■ WHAT YOU HAVE TO DO: Your task is to retype each line of the data below exactly.

Entries taken from a collection

#####

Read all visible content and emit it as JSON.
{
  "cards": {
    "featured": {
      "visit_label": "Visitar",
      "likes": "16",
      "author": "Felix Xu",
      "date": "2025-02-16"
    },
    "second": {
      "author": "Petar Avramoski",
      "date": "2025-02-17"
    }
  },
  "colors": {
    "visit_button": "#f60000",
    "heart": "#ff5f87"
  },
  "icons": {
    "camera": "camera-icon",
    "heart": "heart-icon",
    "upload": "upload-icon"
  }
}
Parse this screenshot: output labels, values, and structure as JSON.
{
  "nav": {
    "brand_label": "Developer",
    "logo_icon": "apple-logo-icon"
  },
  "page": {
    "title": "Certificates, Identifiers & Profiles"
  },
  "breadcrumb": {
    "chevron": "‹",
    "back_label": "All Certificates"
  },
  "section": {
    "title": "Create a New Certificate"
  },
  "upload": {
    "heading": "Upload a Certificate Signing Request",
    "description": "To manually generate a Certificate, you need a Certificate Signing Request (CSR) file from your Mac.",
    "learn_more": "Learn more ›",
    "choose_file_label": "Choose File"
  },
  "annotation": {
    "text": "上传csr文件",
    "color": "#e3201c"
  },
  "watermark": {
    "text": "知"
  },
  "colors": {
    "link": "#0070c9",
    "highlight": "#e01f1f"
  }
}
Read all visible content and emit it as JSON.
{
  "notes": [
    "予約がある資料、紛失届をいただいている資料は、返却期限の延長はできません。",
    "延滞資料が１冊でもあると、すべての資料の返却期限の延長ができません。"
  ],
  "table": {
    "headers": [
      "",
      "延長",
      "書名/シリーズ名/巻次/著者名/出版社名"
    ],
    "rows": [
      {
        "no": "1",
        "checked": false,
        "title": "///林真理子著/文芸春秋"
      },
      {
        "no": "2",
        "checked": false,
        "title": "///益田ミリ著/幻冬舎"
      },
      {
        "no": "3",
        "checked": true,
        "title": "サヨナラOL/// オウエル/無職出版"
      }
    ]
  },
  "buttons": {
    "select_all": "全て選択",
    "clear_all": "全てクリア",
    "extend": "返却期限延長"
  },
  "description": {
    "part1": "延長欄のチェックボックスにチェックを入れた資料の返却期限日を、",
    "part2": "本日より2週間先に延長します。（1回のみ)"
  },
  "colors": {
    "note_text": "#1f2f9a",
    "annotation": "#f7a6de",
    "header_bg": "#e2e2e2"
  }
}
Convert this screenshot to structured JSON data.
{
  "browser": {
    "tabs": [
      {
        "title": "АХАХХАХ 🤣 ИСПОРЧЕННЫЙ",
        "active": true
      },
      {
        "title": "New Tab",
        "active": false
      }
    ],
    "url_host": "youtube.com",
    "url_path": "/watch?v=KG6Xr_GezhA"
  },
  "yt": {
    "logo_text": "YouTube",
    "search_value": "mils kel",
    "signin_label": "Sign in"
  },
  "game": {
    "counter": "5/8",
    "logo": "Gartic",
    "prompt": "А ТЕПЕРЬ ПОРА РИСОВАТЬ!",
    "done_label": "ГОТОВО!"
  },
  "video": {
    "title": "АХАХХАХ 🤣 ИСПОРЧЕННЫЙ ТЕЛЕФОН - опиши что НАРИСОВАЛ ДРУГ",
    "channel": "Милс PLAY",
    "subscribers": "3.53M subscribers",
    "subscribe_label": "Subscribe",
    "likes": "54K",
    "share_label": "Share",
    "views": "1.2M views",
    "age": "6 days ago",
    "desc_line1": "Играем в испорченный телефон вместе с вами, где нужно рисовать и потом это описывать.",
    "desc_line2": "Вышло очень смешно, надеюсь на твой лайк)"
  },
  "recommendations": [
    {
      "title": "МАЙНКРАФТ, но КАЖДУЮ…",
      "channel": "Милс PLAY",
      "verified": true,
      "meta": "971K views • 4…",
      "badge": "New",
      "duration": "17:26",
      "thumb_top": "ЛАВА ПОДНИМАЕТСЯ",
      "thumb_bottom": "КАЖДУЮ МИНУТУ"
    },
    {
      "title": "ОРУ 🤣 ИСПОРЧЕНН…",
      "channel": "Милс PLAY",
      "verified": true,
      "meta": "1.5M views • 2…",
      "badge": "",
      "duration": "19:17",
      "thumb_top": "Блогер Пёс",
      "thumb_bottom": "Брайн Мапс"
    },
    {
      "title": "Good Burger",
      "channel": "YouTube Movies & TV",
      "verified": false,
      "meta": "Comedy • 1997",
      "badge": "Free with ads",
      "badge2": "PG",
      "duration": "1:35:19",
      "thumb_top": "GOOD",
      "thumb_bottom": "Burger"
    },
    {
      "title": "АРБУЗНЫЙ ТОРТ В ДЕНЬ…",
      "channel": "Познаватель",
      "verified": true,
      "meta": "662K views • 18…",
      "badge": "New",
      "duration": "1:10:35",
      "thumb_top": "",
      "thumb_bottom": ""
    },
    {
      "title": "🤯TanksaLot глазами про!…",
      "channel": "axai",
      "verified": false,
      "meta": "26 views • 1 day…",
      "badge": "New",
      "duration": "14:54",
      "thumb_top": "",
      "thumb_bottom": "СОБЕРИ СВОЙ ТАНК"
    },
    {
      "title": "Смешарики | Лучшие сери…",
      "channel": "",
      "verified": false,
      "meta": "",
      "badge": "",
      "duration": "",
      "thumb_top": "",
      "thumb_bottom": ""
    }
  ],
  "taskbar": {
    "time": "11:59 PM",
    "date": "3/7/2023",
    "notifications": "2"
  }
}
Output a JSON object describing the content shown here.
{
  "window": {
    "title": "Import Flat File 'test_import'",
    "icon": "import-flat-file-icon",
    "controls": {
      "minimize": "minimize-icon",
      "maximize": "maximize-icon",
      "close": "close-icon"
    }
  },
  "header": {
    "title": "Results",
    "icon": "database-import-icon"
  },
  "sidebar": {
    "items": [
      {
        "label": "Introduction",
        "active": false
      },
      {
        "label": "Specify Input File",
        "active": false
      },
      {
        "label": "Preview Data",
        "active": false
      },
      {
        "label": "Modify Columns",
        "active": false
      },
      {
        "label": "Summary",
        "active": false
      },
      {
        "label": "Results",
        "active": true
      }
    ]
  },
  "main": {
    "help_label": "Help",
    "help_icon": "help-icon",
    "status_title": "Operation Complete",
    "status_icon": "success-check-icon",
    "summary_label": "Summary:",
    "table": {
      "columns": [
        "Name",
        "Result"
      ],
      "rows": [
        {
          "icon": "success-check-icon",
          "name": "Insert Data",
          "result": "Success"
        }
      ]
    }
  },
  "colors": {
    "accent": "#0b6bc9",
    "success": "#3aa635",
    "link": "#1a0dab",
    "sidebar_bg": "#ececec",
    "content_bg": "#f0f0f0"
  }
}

#####

■ TASK RESULT:
Read all visible content and emit it as JSON.
{
  "cards": {
    "featured": {
      "visit_label": "Visitar",
      "likes": "16",
      "author": "Felix Xu",
      "date": "2025-02-16"
    },
    "second": {
      "author": "Petar Avramoski",
      "date": "2025-02-17"
    }
  },
  "colors": {
    "visit_button": "#f60000",
    "heart": "#ff5f87"
  },
  "icons": {
    "camera": "camera-icon",
    "heart": "heart-icon",
    "upload": "upload-icon"
  }
}
Parse this screenshot: output labels, values, and structure as JSON.
{
  "nav": {
    "brand_label": "Developer",
    "logo_icon": "apple-logo-icon"
  },
  "page": {
    "title": "Certificates, Identifiers & Profiles"
  },
  "breadcrumb": {
    "chevron": "‹",
    "back_label": "All Certificates"
  },
  "section": {
    "title": "Create a New Certificate"
  },
  "upload": {
    "heading": "Upload a Certificate Signing Request",
    "description": "To manually generate a Certificate, you need a Certificate Signing Request (CSR) file from your Mac.",
    "learn_more": "Learn more ›",
    "choose_file_label": "Choose File"
  },
  "annotation": {
    "text": "上传csr文件",
    "color": "#e3201c"
  },
  "watermark": {
    "text": "知"
  },
  "colors": {
    "link": "#0070c9",
    "highlight": "#e01f1f"
  }
}
Read all visible content and emit it as JSON.
{
  "notes": [
    "予約がある資料、紛失届をいただいている資料は、返却期限の延長はできません。",
    "延滞資料が１冊でもあると、すべての資料の返却期限の延長ができません。"
  ],
  "table": {
    "headers": [
      "",
      "延長",
      "書名/シリーズ名/巻次/著者名/出版社名"
    ],
    "rows": [
      {
        "no": "1",
        "checked": false,
        "title": "///林真理子著/文芸春秋"
      },
      {
        "no": "2",
        "checked": false,
        "title": "///益田ミリ著/幻冬舎"
      },
      {
        "no": "3",
        "checked": true,
        "title": "サヨナラOL/// オウエル/無職出版"
      }
    ]
  },
  "buttons": {
    "select_all": "全て選択",
    "clear_all": "全てクリア",
    "extend": "返却期限延長"
  },
  "description": {
    "part1": "延長欄のチェックボックスにチェックを入れた資料の返却期限日を、",
    "part2": "本日より2週間先に延長します。（1回のみ)"
  },
  "colors": {
    "note_text": "#1f2f9a",
    "annotation": "#f7a6de",
    "header_bg": "#e2e2e2"
  }
}
Convert this screenshot to structured JSON data.
{
  "browser": {
    "tabs": [
      {
        "title": "АХАХХАХ 🤣 ИСПОРЧЕННЫЙ",
        "active": true
      },
      {
        "title": "New Tab",
        "active": false
      }
    ],
    "url_host": "youtube.com",
    "url_path": "/watch?v=KG6Xr_GezhA"
  },
  "yt": {
    "logo_text": "YouTube",
    "search_value": "mils kel",
    "signin_label": "Sign in"
  },
  "game": {
    "counter": "5/8",
    "logo": "Gartic",
    "prompt": "А ТЕПЕРЬ ПОРА РИСОВАТЬ!",
    "done_label": "ГОТОВО!"
  },
  "video": {
    "title": "АХАХХАХ 🤣 ИСПОРЧЕННЫЙ ТЕЛЕФОН - опиши что НАРИСОВАЛ ДРУГ",
    "channel": "Милс PLAY",
    "subscribers": "3.53M subscribers",
    "subscribe_label": "Subscribe",
    "likes": "54K",
    "share_label": "Share",
    "views": "1.2M views",
    "age": "6 days ago",
    "desc_line1": "Играем в испорченный телефон вместе с вами, где нужно рисовать и потом это описывать.",
    "desc_line2": "Вышло очень смешно, надеюсь на твой лайк)"
  },
  "recommendations": [
    {
      "title": "МАЙНКРАФТ, но КАЖДУЮ…",
      "channel": "Милс PLAY",
      "verified": true,
      "meta": "971K views • 4…",
      "badge": "New",
      "duration": "17:26",
      "thumb_top": "ЛАВА ПОДНИМАЕТСЯ",
      "thumb_bottom": "КАЖДУЮ МИНУТУ"
    },
    {
      "title": "ОРУ 🤣 ИСПОРЧЕНН…",
      "channel": "Милс PLAY",
      "verified": true,
      "meta": "1.5M views • 2…",
      "badge": "",
      "duration": "19:17",
      "thumb_top": "Блогер Пёс",
      "thumb_bottom": "Брайн Мапс"
    },
    {
      "title": "Good Burger",
      "channel": "YouTube Movies & TV",
      "verified": false,
      "meta": "Comedy • 1997",
      "badge": "Free with ads",
      "badge2": "PG",
      "duration": "1:35:19",
      "thumb_top": "GOOD",
      "thumb_bottom": "Burger"
    },
    {
      "title": "АРБУЗНЫЙ ТОРТ В ДЕНЬ…",
      "channel": "Познаватель",
      "verified": true,
      "meta": "662K views • 18…",
      "badge": "New",
      "duration": "1:10:35",
      "thumb_top": "",
      "thumb_bottom": ""
    },
    {
      "title": "🤯TanksaLot глазами про!…",
      "channel": "axai",
      "verified": false,
      "meta": "26 views • 1 day…",
      "badge": "New",
      "duration": "14:54",
      "thumb_top": "",
      "thumb_bottom": "СОБЕРИ СВОЙ ТАНК"
    },
    {
      "title": "Смешарики | Лучшие сери…",
      "channel": "",
      "verified": false,
      "meta": "",
      "badge": "",
      "duration": "",
      "thumb_top": "",
      "thumb_bottom": ""
    }
  ],
  "taskbar": {
    "time": "11:59 PM",
    "date": "3/7/2023",
    "notifications": "2"
  }
}
Output a JSON object describing the content shown here.
{
  "window": {
    "title": "Import Flat File 'test_import'",
    "icon": "import-flat-file-icon",
    "controls": {
      "minimize": "minimize-icon",
      "maximize": "maximize-icon",
      "close": "close-icon"
    }
  },
  "header": {
    "title": "Results",
    "icon": "database-import-icon"
  },
  "sidebar": {
    "items": [
      {
        "label": "Introduction",
        "active": false
      },
      {
        "label": "Specify Input File",
        "active": false
      },
      {
        "label": "Preview Data",
        "active": false
      },
      {
        "label": "Modify Columns",
        "active": false
      },
      {
        "label": "Summary",
        "active": false
      },
      {
        "label": "Results",
        "active": true
      }
    ]
  },
  "main": {
    "help_label": "Help",
    "help_icon": "help-icon",
    "status_title": "Operation Complete",
    "status_icon": "success-check-icon",
    "summary_label": "Summary:",
    "table": {
      "columns": [
        "Name",
        "Result"
      ],
      "rows": [
        {
          "icon": "success-check-icon",
          "name": "Insert Data",
          "result": "Success"
        }
      ]
    }
  },
  "colors": {
    "accent": "#0b6bc9",
    "success": "#3aa635",
    "link": "#1a0dab",
    "sidebar_bg": "#ececec",
    "content_bg": "#f0f0f0"
  }
}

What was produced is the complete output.